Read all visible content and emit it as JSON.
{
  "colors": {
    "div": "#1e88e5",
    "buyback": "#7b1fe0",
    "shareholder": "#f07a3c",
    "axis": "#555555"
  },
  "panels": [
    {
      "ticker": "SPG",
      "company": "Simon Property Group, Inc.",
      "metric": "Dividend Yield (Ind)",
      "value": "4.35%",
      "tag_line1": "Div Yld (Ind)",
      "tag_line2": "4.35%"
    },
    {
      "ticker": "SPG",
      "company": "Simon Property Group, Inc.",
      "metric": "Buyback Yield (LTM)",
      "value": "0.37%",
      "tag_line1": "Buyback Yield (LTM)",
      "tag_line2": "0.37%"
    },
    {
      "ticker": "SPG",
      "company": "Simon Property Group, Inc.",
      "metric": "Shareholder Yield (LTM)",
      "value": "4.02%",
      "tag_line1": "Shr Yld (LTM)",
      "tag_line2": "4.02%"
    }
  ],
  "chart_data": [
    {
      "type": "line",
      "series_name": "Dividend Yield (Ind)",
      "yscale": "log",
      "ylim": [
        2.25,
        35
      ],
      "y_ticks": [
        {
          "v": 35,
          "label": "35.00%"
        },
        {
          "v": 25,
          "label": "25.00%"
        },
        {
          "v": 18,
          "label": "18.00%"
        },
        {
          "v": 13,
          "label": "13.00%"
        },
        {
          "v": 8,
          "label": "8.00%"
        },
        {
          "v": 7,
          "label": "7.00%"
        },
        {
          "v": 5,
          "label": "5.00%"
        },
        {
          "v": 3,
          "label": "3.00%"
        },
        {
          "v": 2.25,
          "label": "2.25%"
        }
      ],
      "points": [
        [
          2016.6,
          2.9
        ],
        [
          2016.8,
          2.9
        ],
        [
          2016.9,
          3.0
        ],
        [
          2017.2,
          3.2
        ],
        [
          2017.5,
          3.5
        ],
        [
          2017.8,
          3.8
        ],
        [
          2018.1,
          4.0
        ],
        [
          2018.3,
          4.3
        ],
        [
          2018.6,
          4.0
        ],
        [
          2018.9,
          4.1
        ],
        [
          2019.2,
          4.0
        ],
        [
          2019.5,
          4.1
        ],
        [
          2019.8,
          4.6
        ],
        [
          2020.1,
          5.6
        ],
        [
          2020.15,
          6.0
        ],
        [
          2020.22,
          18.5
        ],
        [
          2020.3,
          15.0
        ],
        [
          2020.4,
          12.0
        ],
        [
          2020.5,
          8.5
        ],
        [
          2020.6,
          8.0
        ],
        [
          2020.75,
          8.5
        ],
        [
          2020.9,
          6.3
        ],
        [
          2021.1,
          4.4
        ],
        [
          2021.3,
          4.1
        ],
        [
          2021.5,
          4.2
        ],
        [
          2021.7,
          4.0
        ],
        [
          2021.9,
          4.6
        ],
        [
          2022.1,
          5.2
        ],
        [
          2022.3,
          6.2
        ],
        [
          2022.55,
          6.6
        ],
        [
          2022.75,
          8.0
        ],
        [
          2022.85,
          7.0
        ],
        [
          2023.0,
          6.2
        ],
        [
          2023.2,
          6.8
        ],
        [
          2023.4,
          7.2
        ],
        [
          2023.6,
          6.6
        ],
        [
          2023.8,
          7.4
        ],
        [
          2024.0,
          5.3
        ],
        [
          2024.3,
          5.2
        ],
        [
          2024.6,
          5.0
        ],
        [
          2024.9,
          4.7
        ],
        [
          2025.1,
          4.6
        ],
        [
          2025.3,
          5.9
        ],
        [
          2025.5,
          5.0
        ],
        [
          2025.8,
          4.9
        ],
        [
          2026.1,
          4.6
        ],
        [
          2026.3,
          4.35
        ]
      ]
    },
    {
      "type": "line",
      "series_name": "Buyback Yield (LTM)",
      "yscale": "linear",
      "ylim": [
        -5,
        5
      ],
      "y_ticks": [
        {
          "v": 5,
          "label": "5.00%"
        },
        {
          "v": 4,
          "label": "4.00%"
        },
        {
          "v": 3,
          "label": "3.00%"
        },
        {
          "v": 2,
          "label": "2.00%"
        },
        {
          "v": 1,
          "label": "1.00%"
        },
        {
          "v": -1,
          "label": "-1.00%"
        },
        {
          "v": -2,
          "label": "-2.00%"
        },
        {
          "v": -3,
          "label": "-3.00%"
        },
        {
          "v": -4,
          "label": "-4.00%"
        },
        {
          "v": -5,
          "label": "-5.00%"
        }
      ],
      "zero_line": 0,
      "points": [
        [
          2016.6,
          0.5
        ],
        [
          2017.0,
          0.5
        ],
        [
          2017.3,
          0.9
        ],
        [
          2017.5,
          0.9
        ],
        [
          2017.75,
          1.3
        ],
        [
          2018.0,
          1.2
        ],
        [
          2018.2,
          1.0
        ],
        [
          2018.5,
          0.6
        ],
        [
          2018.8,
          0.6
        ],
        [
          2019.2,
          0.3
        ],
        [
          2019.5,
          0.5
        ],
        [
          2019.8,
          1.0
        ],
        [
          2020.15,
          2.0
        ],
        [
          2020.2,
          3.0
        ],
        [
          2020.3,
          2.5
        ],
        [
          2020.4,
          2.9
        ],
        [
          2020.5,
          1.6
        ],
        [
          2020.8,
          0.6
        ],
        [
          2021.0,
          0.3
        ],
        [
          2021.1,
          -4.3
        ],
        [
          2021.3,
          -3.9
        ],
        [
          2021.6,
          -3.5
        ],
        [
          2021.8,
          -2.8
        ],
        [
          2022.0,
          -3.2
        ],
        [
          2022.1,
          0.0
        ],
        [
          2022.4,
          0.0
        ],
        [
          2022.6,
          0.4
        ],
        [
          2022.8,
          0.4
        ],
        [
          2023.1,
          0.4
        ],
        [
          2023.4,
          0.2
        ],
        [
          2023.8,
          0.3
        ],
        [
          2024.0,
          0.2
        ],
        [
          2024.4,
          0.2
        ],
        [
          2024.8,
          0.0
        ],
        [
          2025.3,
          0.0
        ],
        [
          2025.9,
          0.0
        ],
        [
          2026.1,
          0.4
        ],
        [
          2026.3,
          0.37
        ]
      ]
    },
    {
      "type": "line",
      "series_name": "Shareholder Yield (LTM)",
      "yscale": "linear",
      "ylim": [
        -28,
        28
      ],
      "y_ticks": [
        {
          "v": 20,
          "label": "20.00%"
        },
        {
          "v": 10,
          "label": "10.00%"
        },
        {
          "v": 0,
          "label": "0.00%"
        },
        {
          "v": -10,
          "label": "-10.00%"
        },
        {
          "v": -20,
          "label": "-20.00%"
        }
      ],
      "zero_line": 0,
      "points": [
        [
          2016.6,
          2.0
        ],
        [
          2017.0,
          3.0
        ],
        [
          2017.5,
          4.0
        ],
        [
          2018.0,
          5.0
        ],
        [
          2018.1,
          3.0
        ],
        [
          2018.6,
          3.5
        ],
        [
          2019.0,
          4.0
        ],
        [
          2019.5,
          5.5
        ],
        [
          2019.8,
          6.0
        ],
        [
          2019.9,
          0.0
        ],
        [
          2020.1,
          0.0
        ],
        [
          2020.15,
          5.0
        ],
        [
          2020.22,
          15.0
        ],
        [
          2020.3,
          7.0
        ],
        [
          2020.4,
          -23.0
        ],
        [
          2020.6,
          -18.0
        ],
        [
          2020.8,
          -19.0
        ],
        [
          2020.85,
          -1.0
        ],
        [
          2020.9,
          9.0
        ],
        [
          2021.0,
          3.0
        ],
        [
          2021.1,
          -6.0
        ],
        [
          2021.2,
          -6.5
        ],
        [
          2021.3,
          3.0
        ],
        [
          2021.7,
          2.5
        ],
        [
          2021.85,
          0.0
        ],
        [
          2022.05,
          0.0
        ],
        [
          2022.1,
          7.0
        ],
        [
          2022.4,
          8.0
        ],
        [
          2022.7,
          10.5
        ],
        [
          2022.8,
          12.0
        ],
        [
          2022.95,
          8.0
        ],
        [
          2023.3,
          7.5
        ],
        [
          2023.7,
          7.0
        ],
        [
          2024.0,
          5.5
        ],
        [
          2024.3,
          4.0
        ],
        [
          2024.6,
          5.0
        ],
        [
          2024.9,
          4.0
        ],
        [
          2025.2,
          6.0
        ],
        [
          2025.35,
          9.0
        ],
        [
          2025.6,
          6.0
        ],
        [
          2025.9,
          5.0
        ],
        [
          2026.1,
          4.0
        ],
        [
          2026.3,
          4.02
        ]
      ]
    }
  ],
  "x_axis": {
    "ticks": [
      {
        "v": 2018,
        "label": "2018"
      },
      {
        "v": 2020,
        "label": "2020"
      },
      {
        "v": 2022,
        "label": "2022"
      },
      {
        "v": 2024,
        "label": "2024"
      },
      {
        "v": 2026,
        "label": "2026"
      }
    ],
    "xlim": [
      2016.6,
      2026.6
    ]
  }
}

########

_WORK TO DO_
Extract, from the material above, each line holding the word "Dividend".

_THE ANSWER_
      "metric": "Dividend Yield (Ind)",
      "series_name": "Dividend Yield (Ind)",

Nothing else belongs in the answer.